* START Task inputs *
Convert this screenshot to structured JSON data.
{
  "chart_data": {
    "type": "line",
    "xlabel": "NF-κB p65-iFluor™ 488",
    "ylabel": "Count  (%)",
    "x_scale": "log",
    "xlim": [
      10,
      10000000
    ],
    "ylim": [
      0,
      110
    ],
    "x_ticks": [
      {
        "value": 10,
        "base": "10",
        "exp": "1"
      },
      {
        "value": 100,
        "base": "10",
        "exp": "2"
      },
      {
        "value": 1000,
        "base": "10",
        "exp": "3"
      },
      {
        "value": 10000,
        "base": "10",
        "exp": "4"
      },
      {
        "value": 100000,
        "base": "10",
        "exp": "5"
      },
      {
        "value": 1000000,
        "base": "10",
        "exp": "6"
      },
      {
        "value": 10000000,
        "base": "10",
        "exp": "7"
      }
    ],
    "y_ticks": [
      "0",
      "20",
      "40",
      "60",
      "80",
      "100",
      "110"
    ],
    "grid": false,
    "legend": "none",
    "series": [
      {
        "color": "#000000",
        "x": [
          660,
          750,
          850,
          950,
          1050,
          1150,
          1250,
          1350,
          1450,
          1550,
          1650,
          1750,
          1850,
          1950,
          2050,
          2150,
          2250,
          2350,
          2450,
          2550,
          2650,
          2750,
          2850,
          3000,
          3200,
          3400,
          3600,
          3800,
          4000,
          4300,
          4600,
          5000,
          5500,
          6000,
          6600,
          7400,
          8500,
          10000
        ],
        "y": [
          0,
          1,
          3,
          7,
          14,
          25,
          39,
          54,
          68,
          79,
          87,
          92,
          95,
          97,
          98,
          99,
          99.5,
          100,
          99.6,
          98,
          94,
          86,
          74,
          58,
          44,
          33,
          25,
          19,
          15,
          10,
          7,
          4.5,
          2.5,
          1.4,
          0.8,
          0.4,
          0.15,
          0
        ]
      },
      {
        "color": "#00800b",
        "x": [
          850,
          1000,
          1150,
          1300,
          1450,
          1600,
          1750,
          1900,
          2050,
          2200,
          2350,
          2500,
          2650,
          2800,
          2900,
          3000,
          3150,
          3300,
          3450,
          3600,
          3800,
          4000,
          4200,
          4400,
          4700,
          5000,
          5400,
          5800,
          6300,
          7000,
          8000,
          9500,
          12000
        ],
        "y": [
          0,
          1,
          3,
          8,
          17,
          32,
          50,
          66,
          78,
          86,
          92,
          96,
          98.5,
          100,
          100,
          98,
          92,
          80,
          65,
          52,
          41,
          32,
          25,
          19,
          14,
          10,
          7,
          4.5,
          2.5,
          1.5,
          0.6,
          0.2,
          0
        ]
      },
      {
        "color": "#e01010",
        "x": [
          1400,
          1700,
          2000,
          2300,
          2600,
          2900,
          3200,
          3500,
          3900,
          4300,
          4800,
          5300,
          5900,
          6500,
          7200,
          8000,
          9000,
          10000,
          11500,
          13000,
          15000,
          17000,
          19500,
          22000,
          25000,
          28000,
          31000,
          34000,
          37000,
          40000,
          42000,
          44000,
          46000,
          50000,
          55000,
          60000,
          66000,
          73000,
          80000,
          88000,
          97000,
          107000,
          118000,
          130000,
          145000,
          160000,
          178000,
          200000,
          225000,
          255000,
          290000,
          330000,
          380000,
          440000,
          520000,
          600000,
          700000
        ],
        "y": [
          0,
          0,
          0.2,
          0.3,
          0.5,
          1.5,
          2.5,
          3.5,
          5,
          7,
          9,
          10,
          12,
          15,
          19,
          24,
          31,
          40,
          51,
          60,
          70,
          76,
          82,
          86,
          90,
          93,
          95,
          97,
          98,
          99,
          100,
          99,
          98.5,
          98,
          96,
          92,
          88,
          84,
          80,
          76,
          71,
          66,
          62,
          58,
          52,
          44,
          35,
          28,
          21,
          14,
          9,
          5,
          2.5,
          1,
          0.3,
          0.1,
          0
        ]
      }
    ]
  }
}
* END Task inputs *
Faithfully reproduce all of the records, character for character.

▸ Completed exercise:
Convert this screenshot to structured JSON data.
{
  "chart_data": {
    "type": "line",
    "xlabel": "NF-κB p65-iFluor™ 488",
    "ylabel": "Count  (%)",
    "x_scale": "log",
    "xlim": [
      10,
      10000000
    ],
    "ylim": [
      0,
      110
    ],
    "x_ticks": [
      {
        "value": 10,
        "base": "10",
        "exp": "1"
      },
      {
        "value": 100,
        "base": "10",
        "exp": "2"
      },
      {
        "value": 1000,
        "base": "10",
        "exp": "3"
      },
      {
        "value": 10000,
        "base": "10",
        "exp": "4"
      },
      {
        "value": 100000,
        "base": "10",
        "exp": "5"
      },
      {
        "value": 1000000,
        "base": "10",
        "exp": "6"
      },
      {
        "value": 10000000,
        "base": "10",
        "exp": "7"
      }
    ],
    "y_ticks": [
      "0",
      "20",
      "40",
      "60",
      "80",
      "100",
      "110"
    ],
    "grid": false,
    "legend": "none",
    "series": [
      {
        "color": "#000000",
        "x": [
          660,
          750,
          850,
          950,
          1050,
          1150,
          1250,
          1350,
          1450,
          1550,
          1650,
          1750,
          1850,
          1950,
          2050,
          2150,
          2250,
          2350,
          2450,
          2550,
          2650,
          2750,
          2850,
          3000,
          3200,
          3400,
          3600,
          3800,
          4000,
          4300,
          4600,
          5000,
          5500,
          6000,
          6600,
          7400,
          8500,
          10000
        ],
        "y": [
          0,
          1,
          3,
          7,
          14,
          25,
          39,
          54,
          68,
          79,
          87,
          92,
          95,
          97,
          98,
          99,
          99.5,
          100,
          99.6,
          98,
          94,
          86,
          74,
          58,
          44,
          33,
          25,
          19,
          15,
          10,
          7,
          4.5,
          2.5,
          1.4,
          0.8,
          0.4,
          0.15,
          0
        ]
      },
      {
        "color": "#00800b",
        "x": [
          850,
          1000,
          1150,
          1300,
          1450,
          1600,
          1750,
          1900,
          2050,
          2200,
          2350,
          2500,
          2650,
          2800,
          2900,
          3000,
          3150,
          3300,
          3450,
          3600,
          3800,
          4000,
          4200,
          4400,
          4700,
          5000,
          5400,
          5800,
          6300,
          7000,
          8000,
          9500,
          12000
        ],
        "y": [
          0,
          1,
          3,
          8,
          17,
          32,
          50,
          66,
          78,
          86,
          92,
          96,
          98.5,
          100,
          100,
          98,
          92,
          80,
          65,
          52,
          41,
          32,
          25,
          19,
          14,
          10,
          7,
          4.5,
          2.5,
          1.5,
          0.6,
          0.2,
          0
        ]
      },
      {
        "color": "#e01010",
        "x": [
          1400,
          1700,
          2000,
          2300,
          2600,
          2900,
          3200,
          3500,
          3900,
          4300,
          4800,
          5300,
          5900,
          6500,
          7200,
          8000,
          9000,
          10000,
          11500,
          13000,
          15000,
          17000,
          19500,
          22000,
          25000,
          28000,
          31000,
          34000,
          37000,
          40000,
          42000,
          44000,
          46000,
          50000,
          55000,
          60000,
          66000,
          73000,
          80000,
          88000,
          97000,
          107000,
          118000,
          130000,
          145000,
          160000,
          178000,
          200000,
          225000,
          255000,
          290000,
          330000,
          380000,
          440000,
          520000,
          600000,
          700000
        ],
        "y": [
          0,
          0,
          0.2,
          0.3,
          0.5,
          1.5,
          2.5,
          3.5,
          5,
          7,
          9,
          10,
          12,
          15,
          19,
          24,
          31,
          40,
          51,
          60,
          70,
          76,
          82,
          86,
          90,
          93,
          95,
          97,
          98,
          99,
          100,
          99,
          98.5,
          98,
          96,
          92,
          88,
          84,
          80,
          76,
          71,
          66,
          62,
          58,
          52,
          44,
          35,
          28,
          21,
          14,
          9,
          5,
          2.5,
          1,
          0.3,
          0.1,
          0
        ]
      }
    ]
  }
}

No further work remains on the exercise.